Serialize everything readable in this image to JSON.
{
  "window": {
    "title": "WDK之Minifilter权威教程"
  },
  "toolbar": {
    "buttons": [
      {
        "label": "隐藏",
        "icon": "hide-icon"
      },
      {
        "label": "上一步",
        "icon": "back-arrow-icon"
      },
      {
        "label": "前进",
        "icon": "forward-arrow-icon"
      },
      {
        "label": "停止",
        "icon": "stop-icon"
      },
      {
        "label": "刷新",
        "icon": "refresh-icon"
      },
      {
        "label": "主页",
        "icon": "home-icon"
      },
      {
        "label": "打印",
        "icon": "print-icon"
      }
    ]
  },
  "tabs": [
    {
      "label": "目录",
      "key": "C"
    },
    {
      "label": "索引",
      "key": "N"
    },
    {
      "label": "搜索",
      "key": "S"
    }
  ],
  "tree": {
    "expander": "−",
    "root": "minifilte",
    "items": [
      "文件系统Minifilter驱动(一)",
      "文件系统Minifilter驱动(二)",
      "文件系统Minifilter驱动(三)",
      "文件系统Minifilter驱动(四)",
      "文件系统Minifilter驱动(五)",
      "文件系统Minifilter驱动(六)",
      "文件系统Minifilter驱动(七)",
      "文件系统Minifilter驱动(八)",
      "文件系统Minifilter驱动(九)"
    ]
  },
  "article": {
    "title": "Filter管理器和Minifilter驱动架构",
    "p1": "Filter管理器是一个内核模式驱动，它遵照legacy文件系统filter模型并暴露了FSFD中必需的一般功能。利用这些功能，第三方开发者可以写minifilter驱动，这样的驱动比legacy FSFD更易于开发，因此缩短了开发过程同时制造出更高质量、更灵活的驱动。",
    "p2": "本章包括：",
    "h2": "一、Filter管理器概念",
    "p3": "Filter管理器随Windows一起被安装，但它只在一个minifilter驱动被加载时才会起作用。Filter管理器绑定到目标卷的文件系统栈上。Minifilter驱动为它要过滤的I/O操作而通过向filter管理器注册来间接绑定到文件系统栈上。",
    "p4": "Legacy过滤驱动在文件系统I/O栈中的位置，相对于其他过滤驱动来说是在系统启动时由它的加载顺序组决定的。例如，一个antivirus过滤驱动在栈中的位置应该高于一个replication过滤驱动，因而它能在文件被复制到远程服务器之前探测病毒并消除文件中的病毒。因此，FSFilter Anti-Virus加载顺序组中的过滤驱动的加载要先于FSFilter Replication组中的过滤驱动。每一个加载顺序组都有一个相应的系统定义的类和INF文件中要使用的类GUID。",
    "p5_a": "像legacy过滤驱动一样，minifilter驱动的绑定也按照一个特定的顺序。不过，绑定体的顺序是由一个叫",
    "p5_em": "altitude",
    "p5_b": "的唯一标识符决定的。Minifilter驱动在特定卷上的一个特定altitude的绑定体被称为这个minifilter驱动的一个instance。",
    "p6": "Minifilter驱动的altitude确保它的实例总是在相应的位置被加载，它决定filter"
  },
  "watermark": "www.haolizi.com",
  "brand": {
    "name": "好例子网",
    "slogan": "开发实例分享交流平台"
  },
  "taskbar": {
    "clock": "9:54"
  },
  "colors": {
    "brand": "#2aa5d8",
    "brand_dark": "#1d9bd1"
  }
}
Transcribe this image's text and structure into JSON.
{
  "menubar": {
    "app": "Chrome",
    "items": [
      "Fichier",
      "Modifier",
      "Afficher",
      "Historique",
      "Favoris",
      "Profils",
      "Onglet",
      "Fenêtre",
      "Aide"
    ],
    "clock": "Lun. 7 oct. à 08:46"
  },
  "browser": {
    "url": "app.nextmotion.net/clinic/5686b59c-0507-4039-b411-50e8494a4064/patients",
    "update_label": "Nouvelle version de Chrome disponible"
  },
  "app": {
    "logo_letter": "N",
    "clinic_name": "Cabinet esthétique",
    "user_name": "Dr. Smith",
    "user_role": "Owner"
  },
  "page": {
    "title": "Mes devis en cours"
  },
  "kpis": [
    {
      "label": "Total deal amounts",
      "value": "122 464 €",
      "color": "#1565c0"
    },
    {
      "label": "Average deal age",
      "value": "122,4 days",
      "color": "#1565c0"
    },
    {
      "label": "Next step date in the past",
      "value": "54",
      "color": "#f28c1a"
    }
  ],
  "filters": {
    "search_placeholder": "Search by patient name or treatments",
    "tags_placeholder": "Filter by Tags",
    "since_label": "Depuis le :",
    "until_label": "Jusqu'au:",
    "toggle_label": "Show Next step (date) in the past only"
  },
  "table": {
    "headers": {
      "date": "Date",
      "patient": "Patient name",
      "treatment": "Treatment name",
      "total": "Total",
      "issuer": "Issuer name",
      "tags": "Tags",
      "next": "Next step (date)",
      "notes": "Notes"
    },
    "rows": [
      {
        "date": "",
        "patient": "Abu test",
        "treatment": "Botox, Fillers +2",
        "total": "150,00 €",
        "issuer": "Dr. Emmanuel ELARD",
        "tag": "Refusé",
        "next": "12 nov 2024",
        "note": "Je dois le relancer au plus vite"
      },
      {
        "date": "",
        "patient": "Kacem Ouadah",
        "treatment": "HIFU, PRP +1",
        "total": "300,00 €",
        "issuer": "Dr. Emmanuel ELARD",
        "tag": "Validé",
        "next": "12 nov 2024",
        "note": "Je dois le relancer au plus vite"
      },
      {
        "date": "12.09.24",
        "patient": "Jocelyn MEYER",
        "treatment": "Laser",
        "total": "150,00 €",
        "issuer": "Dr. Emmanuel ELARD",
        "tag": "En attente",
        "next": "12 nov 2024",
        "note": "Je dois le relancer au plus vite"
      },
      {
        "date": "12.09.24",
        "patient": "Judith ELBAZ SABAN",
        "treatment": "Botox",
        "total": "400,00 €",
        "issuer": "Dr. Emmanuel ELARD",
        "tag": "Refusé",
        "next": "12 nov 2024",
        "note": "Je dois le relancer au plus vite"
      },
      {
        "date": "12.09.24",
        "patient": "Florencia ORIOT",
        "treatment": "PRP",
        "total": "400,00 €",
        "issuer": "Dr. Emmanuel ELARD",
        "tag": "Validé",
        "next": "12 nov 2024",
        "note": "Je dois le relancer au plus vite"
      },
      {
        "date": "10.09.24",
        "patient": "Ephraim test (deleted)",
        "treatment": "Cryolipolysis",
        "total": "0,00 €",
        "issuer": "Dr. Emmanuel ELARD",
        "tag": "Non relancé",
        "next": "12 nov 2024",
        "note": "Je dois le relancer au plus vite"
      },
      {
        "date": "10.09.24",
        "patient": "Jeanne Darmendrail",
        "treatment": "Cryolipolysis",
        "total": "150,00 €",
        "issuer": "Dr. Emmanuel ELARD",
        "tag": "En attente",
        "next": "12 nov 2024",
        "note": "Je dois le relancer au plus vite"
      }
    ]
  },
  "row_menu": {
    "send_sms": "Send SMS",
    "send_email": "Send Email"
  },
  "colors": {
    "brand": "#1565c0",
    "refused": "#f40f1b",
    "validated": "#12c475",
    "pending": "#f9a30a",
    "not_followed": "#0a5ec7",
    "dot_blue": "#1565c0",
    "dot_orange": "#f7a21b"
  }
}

* [Instructions for the task] Copy out all lines above holding "title".

* [Result below]
    "title": "WDK之Minifilter权威教程"
    "title": "Filter管理器和Minifilter驱动架构",
    "title": "Mes devis en cours"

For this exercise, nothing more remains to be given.